**OBJECTIVES**:
- a) Using the opinion excerpt, explain in one to three sentences why La Villa argues that Garza Design did not prove a legally binding contract existed.
- b) Summarize the opinion excerpt in two sentences.
- c) List every court case the opinion excerpt cites by name.

**PASSAGE TO READ**:
-.-.-

B. Existence of Contract
La Villa first argues Garza Design did not prove the existence of a legally binding contract because Garza Design failed to offer minutes of a meeting showing La Villa authorized the contract. La Villa relies on Wagner v. Porter, 56 S.W. 560, 561 (Tex.Civ.App.1900), wherein the court held the acts of municipal corporations may only be shown by the minutes of the meetings of their council. Id.2 La Villa argues that because a school board is a governing body, there must be evidence the school board affirmatively acted to approve or ratify the contract. This evidence, it argues, may only be reflected in the authenticated minutes of the school board meeting. See Wagner, 56 S.W. at 561; City of Bonham v. Southwest Sanitation, Inc., 871 S.W.2d 765, 767 (Tex.App.-Texarkana 1994, writ denied).
The record reflects Garza Design offered minutes from the school board meeting held on May 24, 1995, into evidence. The relevant portions of the meeting state:
A discussion was held for Gomez Garza Design Inc. to proceed with architectural plans for new elementary school campus.
After the discussion, Mr. Salazar moved and Mrs. Ramos seconded to authorize Gomez Garza Design Inc. to proceed with architectural plans for new elementary school campus and to provide several options.
Mr. Garza called for discussion. He called for a vote. All voted in favor. The motion carried.
We find these minutes constitute sufficient evidence to reflect that the school board authorized a contract for the design of a new elementary school.
C. Authority of Superintendent
La Villa further contends that even if we find the minutes reflect authorization of a contract between La Villa and Garza Design, there is insufficient evidence to prove La Villa's superintendent had authority to bind La Villa to the contract. Garza Design counters that La Villa is estopped from making this argument.
La Villa cites a number of cases for the proposition that the superintendent's act of signing the contract was not binding on La Villa because there is no evidence the superintendent had express authority to do so. In City of Floydada v. Gilliam, 111 S.W.2d 761 (Tex.Civ.App.-Amarillo 1937, no writ), the court held governing authorities of cities and other representative bodies may express themselves and bind the institution which they represent only by acting together in a meeting duly assembled. Id. at 764; see City of Bonham, 871 S.W.2d at 767–68 (city not bound to addendum to contract when minutes of meeting at which contract was approved did not reflect approval of addendum); Stirman v. City of Tyler, 443 S.W.2d 354, 358 (Tex.Civ.App.-Tyler 1969, writ ref'd n.r.e.) (governing authorities of cities are authorized to delegate to others the right to perform acts and duties necessary to the transaction of the city, but can do so only upon resolution or ordinance by a majority vote). However, estoppel may apply against a subdivision of government, such as a school district. See Bowman v. Lumberton Indep. Sch. Dist., 801 S.W.2d 883, 888 (Tex.1990).

-.-.-

**EXTRACTED RECORDS**:
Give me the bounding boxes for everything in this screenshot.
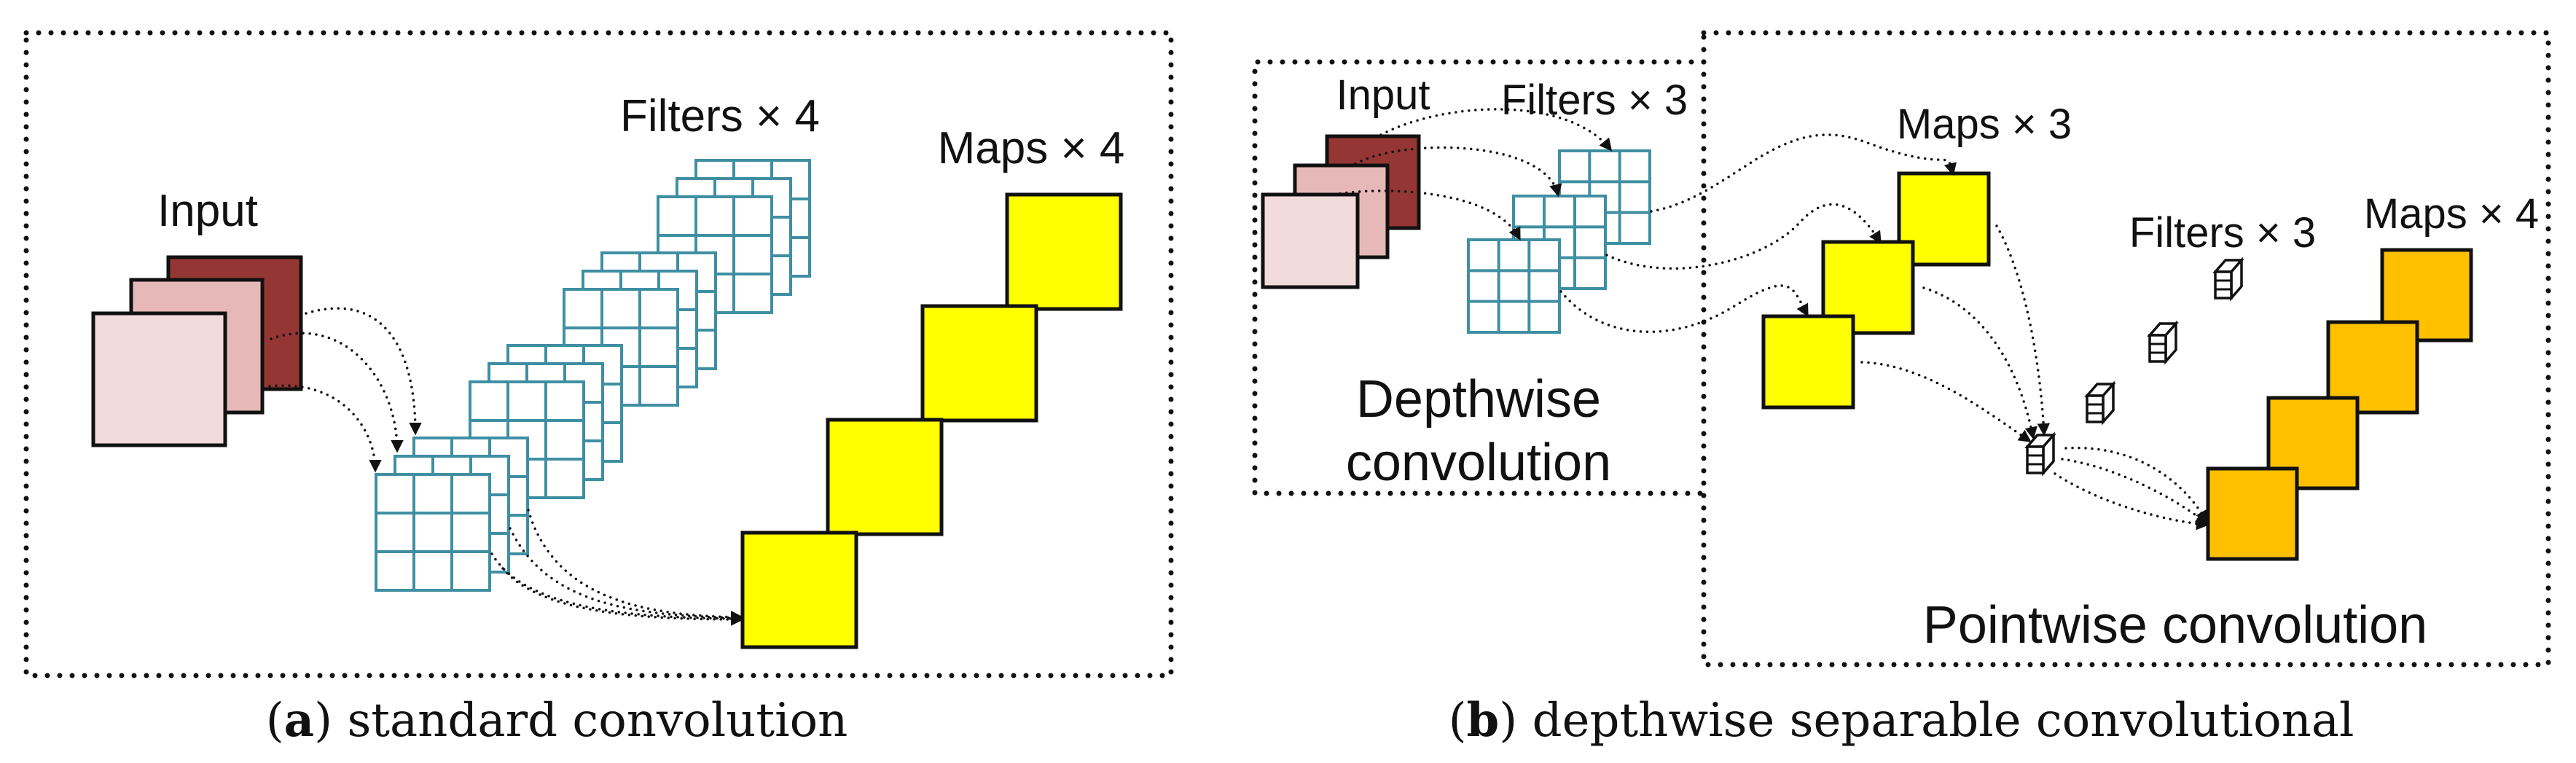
arrow-input-to-filter [305,307,422,436]
output-map-4 [1005,192,1123,311]
arrow-filter-to-map [509,527,744,625]
connection-arrows-b [1332,108,2209,531]
output-map-3 [920,304,1038,423]
pw-filters-label: Filters × 3 [2129,209,2316,257]
panel-standard-convolution: Input Filters × 4 Maps × 4 (a) standard … [23,30,1174,748]
arrow-filter-to-map [527,509,744,624]
depthwise-map-1 [1761,314,1855,410]
output-map-2 [826,418,944,536]
arrow-input-to-filter [270,332,404,453]
pointwise-filter-1 [2084,380,2116,426]
pointwise-map-4 [2380,248,2473,343]
arrow-pointwise-to-map [2064,446,2208,524]
arrow-filter-to-map [1650,133,1957,213]
pointwise-filter-2 [2147,320,2179,365]
arrow-input-to-filter [1379,108,1613,152]
depthwise-filters [1467,149,1651,334]
input-stack [91,255,303,447]
input-stack-b [1261,134,1421,289]
caption-b: (b) depthwise separable convolutional [1449,693,2354,748]
arrow-map-to-pointwise [1922,286,2037,440]
filter-stacks [375,159,811,592]
arrow-filter-to-map [1605,203,1882,270]
maps3-label: Maps × 3 [1897,101,2072,148]
caption-b-letter: b [1467,693,1500,748]
filters-label: Filters × 4 [620,91,820,141]
depthwise-filter-1 [1467,238,1561,334]
output-map-1 [740,531,858,649]
caption-a-letter: a [284,693,314,748]
pointwise-box [1701,30,2551,668]
caption-a-text: standard convolution [332,694,847,748]
caption-b-text: depthwise separable convolutional [1517,694,2354,748]
arrow-input-to-filter [268,384,382,473]
arrow-input-to-filter [1332,189,1521,241]
maps-label: Maps × 4 [938,123,1125,173]
standard-box [23,30,1174,678]
arrow-pointwise-to-map [2061,458,2209,525]
pointwise-filter-3 [2212,257,2244,302]
depthwise-box [1252,59,1707,496]
input-label: Input [157,186,258,236]
pointwise-map-1 [2206,466,2299,561]
arrow-pointwise-to-map [2054,472,2209,531]
connection-arrows [268,307,744,626]
arrow-filter-to-map [490,552,744,625]
input-channel-1 [91,311,227,447]
pointwise-filters [2024,257,2244,477]
arrow-filter-to-map [1559,284,1809,334]
pointwise-maps [2206,248,2473,561]
input-label-b: Input [1336,71,1430,119]
depthwise-maps [1761,171,1991,410]
grid-frame [375,473,491,592]
grid-frame [1467,238,1561,334]
depthwise-label-line2: convolution [1346,434,1611,492]
arrow-filter-to-map [501,567,744,626]
input-channel-1 [1261,192,1360,289]
output-maps [740,192,1123,649]
arrow-map-to-pointwise [1995,224,2051,437]
caption-a: (a) standard convolution [266,693,848,748]
arrow-map-to-pointwise [1860,361,2032,442]
filter-1-channel-1 [375,473,491,592]
panel-depthwise-separable: Input Filters × 3 Maps × 3 Depthwise con… [1252,30,2551,748]
pointwise-filter-active [2024,431,2056,477]
depthwise-label-line1: Depthwise [1356,370,1601,429]
maps4-label: Maps × 4 [2364,190,2539,238]
filters-label-b: Filters × 3 [1501,77,1688,124]
pointwise-label: Pointwise convolution [1923,596,2427,654]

-.-.-

**TASK-BY-TASK ANSWERS**:
- a) La Villa argues that Garza Design failed to offer minutes of a meeting showing that La Villa authorized the contract. Relying on Wagner v. Porter, La Villa contends that a school board is a governing body. It argues that the board's approval or ratification of a contract can be shown only by the authenticated minutes of a school board meeting.

- b) The court rejected La Villa's claim that no contract was proven, finding that the minutes of the May 24, 1995, school board meeting showed the board voted to authorize Gomez Garza Design Inc. to proceed with architectural plans for a new elementary school. La Villa also argued there was insufficient evidence that its superintendent had authority to bind it to the contract, while Garza Design countered that La Villa is estopped from making this argument, and the court noted that estoppel may apply against a school district.

- c)
- Wagner v. Porter
- City of Bonham v. Southwest Sanitation, Inc.
- City of Floydada v. Gilliam
- Stirman v. City of Tyler
- Bowman v. Lumberton Indep. Sch. Dist.